Your goal:
Please pull out every line that includes the string "type".
*****
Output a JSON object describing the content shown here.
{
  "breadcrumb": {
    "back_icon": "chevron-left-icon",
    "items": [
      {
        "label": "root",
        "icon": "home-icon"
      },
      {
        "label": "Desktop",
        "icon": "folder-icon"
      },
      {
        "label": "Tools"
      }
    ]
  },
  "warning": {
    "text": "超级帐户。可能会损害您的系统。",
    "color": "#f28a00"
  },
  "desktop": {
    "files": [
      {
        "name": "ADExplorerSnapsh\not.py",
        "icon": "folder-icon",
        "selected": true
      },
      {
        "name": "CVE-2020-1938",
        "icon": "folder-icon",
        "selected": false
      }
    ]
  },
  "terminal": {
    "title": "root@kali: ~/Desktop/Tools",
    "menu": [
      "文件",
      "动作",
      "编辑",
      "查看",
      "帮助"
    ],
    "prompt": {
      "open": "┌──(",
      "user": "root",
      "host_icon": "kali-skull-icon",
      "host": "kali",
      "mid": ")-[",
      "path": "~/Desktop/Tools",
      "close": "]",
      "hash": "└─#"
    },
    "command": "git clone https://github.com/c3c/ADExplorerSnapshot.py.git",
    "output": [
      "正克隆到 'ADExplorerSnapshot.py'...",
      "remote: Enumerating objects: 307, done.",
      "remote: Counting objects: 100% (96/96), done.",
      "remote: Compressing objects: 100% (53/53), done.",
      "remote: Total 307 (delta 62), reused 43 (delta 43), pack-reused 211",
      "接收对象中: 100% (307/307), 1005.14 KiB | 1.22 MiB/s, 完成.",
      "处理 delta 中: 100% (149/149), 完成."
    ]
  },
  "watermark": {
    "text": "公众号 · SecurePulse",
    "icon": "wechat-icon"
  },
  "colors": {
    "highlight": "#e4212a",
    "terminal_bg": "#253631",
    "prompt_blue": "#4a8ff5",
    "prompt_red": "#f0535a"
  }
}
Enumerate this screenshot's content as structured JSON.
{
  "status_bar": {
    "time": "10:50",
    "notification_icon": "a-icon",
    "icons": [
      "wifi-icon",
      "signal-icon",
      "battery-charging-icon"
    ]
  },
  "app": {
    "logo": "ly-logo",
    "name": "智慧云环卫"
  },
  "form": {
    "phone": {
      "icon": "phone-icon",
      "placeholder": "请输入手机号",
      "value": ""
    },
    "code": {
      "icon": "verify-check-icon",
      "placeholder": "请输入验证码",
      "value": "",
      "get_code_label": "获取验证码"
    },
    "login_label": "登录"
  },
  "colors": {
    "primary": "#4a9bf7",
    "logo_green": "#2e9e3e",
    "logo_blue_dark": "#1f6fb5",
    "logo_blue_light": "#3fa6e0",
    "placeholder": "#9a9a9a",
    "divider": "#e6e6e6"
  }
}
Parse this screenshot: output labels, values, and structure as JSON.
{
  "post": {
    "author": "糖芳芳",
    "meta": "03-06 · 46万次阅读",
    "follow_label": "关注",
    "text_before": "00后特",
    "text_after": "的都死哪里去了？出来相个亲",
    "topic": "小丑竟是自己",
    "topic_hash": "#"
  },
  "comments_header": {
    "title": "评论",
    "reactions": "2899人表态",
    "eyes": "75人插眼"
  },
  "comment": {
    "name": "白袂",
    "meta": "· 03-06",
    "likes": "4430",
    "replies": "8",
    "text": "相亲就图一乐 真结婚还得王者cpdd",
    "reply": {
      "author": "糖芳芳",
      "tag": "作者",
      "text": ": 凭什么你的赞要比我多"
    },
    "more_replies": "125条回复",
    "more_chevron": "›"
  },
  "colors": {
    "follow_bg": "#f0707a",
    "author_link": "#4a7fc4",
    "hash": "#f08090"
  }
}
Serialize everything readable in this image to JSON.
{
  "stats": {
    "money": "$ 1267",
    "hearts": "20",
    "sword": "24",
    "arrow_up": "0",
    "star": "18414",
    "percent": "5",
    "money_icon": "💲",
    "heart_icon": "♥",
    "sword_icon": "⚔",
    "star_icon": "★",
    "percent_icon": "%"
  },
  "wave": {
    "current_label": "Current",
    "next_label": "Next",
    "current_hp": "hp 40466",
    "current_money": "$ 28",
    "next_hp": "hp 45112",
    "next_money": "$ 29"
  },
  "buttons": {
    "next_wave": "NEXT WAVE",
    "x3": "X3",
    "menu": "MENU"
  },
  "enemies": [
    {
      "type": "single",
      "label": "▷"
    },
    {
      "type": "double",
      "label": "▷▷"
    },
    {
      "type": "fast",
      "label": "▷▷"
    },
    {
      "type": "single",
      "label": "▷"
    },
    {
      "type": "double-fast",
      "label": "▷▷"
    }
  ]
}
*****
Complete response:
      "type": "single",
      "type": "double",
      "type": "fast",
      "type": "single",
      "type": "double-fast",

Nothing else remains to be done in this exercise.